* Begin DATA ROWS *

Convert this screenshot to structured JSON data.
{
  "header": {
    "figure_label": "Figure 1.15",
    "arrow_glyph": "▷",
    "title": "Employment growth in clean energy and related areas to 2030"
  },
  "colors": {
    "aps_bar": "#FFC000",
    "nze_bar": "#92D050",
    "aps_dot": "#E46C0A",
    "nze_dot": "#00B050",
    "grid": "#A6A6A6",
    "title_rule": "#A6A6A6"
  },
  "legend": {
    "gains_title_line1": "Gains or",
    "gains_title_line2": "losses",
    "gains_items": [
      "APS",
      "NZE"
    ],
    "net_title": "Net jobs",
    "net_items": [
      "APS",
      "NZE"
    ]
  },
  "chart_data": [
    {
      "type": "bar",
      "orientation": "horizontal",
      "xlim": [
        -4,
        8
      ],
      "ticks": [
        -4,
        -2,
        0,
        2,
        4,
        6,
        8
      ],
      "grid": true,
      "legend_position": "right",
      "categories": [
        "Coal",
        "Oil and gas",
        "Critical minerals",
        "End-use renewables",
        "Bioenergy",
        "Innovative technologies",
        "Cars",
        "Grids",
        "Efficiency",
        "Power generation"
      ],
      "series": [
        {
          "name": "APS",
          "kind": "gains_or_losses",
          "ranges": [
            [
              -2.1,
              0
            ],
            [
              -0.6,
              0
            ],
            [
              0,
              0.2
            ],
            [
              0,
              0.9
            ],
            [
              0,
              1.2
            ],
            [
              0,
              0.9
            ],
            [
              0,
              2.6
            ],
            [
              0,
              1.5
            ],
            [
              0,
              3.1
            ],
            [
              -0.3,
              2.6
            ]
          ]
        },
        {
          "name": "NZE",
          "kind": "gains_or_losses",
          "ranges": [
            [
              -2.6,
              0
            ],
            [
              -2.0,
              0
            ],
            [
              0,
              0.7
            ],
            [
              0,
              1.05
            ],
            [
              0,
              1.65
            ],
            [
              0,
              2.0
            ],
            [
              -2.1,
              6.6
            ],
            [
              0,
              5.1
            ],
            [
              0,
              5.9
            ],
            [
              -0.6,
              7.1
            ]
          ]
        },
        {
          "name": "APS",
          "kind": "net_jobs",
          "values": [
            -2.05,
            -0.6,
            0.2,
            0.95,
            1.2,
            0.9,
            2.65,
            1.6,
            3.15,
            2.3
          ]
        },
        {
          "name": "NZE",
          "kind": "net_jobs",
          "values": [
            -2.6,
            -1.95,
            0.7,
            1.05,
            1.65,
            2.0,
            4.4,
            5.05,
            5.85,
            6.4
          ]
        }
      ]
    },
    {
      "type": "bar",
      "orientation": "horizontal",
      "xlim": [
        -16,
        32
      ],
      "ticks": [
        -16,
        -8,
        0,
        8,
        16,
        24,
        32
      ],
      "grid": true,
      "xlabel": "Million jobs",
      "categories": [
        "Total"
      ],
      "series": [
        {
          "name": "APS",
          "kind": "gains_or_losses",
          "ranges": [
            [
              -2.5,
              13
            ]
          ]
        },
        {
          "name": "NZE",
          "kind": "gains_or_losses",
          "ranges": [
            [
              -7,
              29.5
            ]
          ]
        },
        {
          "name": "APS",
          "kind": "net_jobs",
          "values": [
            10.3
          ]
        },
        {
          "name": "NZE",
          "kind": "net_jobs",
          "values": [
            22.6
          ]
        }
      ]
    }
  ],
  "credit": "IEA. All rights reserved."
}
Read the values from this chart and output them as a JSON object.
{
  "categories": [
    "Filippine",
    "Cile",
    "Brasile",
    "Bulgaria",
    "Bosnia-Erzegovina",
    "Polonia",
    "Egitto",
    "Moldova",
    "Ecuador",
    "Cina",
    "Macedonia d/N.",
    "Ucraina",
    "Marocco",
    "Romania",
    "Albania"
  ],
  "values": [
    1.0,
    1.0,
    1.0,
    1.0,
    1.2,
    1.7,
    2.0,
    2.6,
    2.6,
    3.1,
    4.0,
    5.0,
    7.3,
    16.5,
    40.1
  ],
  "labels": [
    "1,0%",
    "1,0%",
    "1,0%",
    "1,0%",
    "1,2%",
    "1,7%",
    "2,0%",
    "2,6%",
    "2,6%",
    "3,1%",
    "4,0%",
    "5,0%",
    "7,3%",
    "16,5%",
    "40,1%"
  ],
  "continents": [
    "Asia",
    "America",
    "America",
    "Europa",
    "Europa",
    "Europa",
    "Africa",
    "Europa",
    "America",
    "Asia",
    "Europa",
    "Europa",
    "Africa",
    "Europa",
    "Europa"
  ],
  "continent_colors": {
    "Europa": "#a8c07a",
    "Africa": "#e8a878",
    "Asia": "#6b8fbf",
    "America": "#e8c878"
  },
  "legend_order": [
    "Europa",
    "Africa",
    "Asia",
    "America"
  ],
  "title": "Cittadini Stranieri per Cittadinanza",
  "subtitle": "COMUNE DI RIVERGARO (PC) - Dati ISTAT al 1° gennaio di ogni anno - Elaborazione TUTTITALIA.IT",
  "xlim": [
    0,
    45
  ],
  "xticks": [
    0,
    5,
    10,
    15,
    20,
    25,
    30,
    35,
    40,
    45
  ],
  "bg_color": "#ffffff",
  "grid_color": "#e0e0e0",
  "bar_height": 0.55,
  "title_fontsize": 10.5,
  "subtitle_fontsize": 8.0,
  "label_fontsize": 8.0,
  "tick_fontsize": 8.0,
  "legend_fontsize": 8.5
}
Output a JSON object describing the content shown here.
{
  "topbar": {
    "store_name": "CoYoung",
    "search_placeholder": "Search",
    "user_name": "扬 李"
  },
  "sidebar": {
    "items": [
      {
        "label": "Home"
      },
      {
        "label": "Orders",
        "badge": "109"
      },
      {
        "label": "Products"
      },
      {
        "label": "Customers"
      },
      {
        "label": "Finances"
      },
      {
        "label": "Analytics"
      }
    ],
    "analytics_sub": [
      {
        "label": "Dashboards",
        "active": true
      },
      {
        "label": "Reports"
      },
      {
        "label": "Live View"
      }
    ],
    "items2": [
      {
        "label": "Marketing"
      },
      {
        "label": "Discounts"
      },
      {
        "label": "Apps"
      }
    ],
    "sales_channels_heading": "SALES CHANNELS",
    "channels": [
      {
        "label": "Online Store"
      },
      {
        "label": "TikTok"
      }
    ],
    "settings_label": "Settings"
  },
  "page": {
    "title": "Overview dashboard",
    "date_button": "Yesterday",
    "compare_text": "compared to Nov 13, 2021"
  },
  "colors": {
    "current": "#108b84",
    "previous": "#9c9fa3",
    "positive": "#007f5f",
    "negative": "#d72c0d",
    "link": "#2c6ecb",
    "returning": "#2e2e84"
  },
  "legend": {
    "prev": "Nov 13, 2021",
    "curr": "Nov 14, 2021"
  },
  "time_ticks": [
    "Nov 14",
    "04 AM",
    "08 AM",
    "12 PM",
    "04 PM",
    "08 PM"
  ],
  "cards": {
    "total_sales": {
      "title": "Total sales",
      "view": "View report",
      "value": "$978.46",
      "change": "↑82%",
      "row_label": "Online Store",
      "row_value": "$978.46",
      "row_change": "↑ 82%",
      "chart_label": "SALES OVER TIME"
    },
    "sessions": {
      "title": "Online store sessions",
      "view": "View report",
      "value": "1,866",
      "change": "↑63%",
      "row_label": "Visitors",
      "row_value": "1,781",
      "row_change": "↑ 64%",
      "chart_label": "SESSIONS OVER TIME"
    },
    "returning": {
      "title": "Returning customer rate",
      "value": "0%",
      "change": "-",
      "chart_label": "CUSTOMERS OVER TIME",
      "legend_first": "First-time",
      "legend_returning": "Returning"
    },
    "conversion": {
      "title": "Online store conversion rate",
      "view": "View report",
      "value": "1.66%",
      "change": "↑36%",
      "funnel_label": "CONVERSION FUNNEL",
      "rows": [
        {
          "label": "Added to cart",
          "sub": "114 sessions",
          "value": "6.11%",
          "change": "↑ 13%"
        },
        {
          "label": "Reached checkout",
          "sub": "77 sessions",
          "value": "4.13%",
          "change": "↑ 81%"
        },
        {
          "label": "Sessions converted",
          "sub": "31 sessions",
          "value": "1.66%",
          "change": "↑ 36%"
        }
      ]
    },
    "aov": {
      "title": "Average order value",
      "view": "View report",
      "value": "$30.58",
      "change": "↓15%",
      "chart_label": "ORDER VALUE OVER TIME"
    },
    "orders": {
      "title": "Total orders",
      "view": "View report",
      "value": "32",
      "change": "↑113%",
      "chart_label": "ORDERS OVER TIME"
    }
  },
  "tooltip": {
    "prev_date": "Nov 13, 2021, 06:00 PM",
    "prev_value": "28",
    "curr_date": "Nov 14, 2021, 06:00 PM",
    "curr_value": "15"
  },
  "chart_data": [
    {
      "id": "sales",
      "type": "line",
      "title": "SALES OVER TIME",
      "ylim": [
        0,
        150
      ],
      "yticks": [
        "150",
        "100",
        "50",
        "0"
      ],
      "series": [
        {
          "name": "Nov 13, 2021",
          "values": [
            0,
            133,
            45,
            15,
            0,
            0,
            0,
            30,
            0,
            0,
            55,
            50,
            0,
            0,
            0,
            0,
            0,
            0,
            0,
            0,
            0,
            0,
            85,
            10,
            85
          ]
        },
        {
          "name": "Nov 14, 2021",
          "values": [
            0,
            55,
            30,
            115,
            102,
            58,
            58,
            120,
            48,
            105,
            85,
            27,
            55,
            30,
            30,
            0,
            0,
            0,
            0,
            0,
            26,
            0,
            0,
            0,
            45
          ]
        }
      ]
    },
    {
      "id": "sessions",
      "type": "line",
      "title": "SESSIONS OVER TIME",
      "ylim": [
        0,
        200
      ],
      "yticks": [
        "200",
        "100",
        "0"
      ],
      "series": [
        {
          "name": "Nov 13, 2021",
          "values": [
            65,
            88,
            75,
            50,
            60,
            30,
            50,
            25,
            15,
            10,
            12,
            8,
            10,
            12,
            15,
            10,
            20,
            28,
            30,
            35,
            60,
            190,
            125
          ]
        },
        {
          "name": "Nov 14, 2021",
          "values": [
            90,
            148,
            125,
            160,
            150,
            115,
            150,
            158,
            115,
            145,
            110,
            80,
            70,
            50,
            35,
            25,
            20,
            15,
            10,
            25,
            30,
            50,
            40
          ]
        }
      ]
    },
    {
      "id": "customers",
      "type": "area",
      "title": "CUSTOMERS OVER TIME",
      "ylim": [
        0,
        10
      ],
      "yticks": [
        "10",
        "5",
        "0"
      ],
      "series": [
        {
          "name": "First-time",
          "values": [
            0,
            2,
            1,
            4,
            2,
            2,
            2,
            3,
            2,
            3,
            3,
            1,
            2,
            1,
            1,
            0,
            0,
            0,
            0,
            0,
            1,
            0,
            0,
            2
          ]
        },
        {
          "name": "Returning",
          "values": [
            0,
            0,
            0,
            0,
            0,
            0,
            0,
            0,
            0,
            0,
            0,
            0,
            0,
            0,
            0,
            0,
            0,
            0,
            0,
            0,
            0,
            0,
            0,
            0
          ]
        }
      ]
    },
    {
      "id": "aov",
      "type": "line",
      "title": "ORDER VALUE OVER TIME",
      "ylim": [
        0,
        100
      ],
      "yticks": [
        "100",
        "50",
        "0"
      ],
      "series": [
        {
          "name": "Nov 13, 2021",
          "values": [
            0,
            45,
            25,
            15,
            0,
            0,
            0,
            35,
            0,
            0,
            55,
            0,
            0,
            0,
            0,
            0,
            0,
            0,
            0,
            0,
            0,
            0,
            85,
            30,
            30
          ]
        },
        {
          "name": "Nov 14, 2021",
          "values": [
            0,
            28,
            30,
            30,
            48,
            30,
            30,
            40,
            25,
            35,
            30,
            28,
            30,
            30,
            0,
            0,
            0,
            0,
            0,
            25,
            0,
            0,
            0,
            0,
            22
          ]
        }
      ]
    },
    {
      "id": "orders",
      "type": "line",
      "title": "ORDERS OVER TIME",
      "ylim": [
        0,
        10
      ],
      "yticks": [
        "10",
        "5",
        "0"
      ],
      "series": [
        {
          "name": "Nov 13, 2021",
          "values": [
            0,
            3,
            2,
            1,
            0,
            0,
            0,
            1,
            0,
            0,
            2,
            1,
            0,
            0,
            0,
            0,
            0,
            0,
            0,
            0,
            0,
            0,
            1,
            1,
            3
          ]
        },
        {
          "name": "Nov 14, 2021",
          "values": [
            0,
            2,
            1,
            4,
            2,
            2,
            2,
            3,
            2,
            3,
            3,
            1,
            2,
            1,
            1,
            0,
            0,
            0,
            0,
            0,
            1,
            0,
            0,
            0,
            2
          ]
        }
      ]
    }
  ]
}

* End DATA ROWS *

TASK BRIEF
Collect each line containing the string "Online".

CORRECT RESPONSE
        "label": "Online Store"
      "row_label": "Online Store",
      "title": "Online store sessions",
      "title": "Online store conversion rate",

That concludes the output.